> REQUIREMENT: Whenever a line contains the string "JSON", copy it out of the entries.

Dataset listings of figures
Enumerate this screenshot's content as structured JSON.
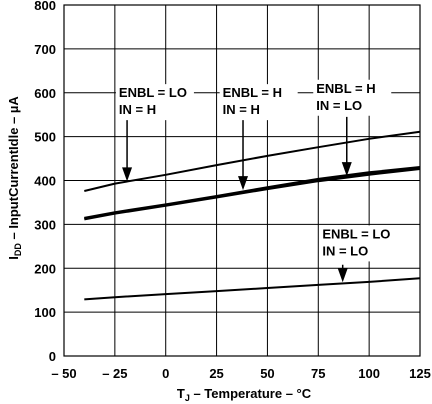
{
  "chart_data": {
    "type": "line",
    "xlabel": "T_J – Temperature – °C",
    "ylabel": "I_DD – InputCurrentIdle – µA",
    "xlim": [
      -50,
      125
    ],
    "ylim": [
      0,
      800
    ],
    "grid": true,
    "x_ticks": [
      "– 50",
      "– 25",
      "0",
      "25",
      "50",
      "75",
      "100",
      "125"
    ],
    "y_ticks": [
      "0",
      "100",
      "200",
      "300",
      "400",
      "500",
      "600",
      "700",
      "800"
    ],
    "series": [
      {
        "name": "ENBL = LO\nIN = H",
        "x": [
          -40,
          -25,
          0,
          25,
          50,
          75,
          100,
          125
        ],
        "y": [
          376,
          393,
          413,
          435,
          456,
          476,
          495,
          511
        ]
      },
      {
        "name": "ENBL = H\nIN = H",
        "x": [
          -40,
          -25,
          0,
          25,
          50,
          75,
          100,
          125
        ],
        "y": [
          312,
          325,
          343,
          362,
          381,
          399,
          414,
          427
        ]
      },
      {
        "name": "ENBL = H\nIN = LO",
        "x": [
          -40,
          -25,
          0,
          25,
          50,
          75,
          100,
          125
        ],
        "y": [
          314,
          327,
          345,
          364,
          384,
          403,
          418,
          430
        ]
      },
      {
        "name": "ENBL = LO\nIN = LO",
        "x": [
          -40,
          -25,
          0,
          25,
          50,
          75,
          100,
          125
        ],
        "y": [
          129,
          134,
          141,
          148,
          155,
          162,
          169,
          177
        ]
      }
    ],
    "annotations": [
      {
        "line1": "ENBL = LO",
        "line2": "IN = H"
      },
      {
        "line1": "ENBL = H",
        "line2": "IN = H"
      },
      {
        "line1": "ENBL = H",
        "line2": "IN = LO"
      },
      {
        "line1": "ENBL = LO",
        "line2": "IN = LO"
      }
    ]
  }
}
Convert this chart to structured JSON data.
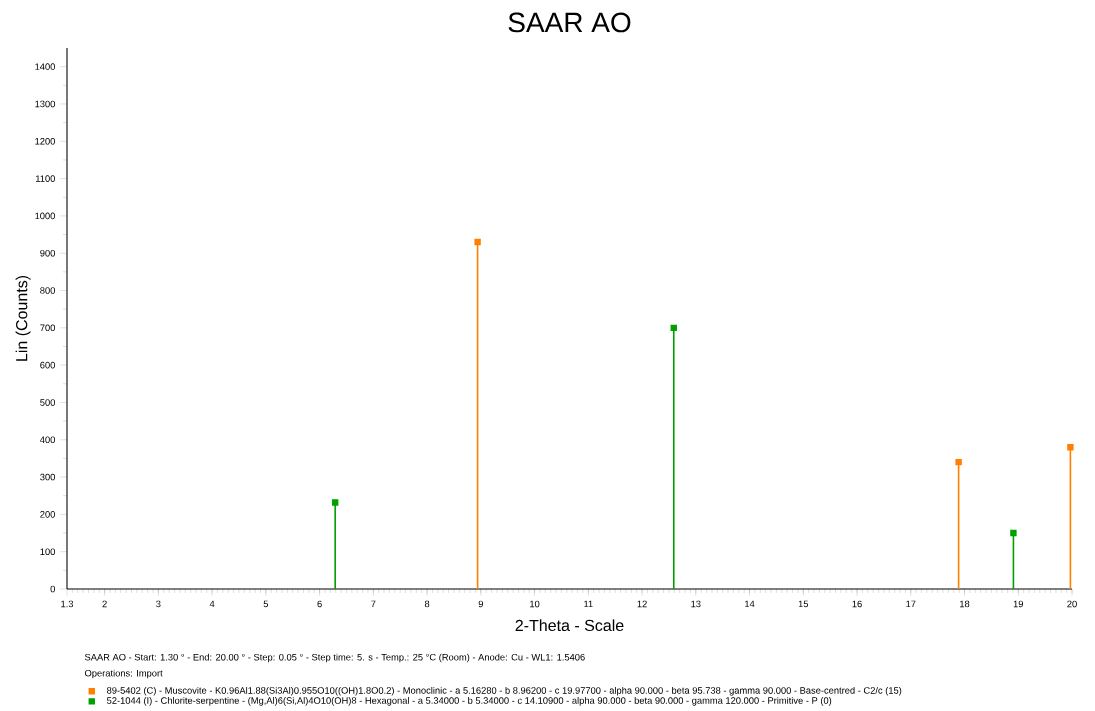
{
  "chart_data": {
    "type": "lollipop",
    "title": "SAAR AO",
    "xlabel": "2-Theta - Scale",
    "ylabel": "Lin (Counts)",
    "xlim": [
      1.3,
      20
    ],
    "ylim": [
      0,
      1450
    ],
    "xticks": [
      1.3,
      2,
      3,
      4,
      5,
      6,
      7,
      8,
      9,
      10,
      11,
      12,
      13,
      14,
      15,
      16,
      17,
      18,
      19,
      20
    ],
    "yticks": [
      0,
      100,
      200,
      300,
      400,
      500,
      600,
      700,
      800,
      900,
      1000,
      1100,
      1200,
      1300,
      1400
    ],
    "legend": "bottom",
    "marker": "square",
    "annotations": [
      "SAAR AO - Start: 1.30 ° - End: 20.00 ° - Step: 0.05 ° - Step time: 5. s - Temp.: 25 °C (Room) - Anode: Cu - WL1: 1.5406",
      "Operations: Import"
    ],
    "series": [
      {
        "name": "89-5402 (C) - Muscovite - K0.96Al1.88(Si3Al)0.955O10((OH)1.8O0.2) - Monoclinic - a 5.16280 - b 8.96200 - c 19.97700 - alpha 90.000 - beta 95.738 - gamma 90.000 - Base-centred - C2/c (15)",
        "color": "#ff8000",
        "x": [
          8.94,
          17.89,
          19.97
        ],
        "values": [
          930,
          340,
          380
        ]
      },
      {
        "name": "52-1044 (I) - Chlorite-serpentine - (Mg,Al)6(Si,Al)4O10(OH)8 - Hexagonal - a 5.34000 - b 5.34000 - c 14.10900 - alpha 90.000 - beta 90.000 - gamma 120.000 - Primitive - P (0)",
        "color": "#00a000",
        "x": [
          6.29,
          12.59,
          18.91
        ],
        "values": [
          232,
          700,
          150
        ]
      }
    ]
  }
}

> WRITTEN SOLUTION:
Enumerate this screenshot's content as structured JSON.
Convert this chart to structured JSON data.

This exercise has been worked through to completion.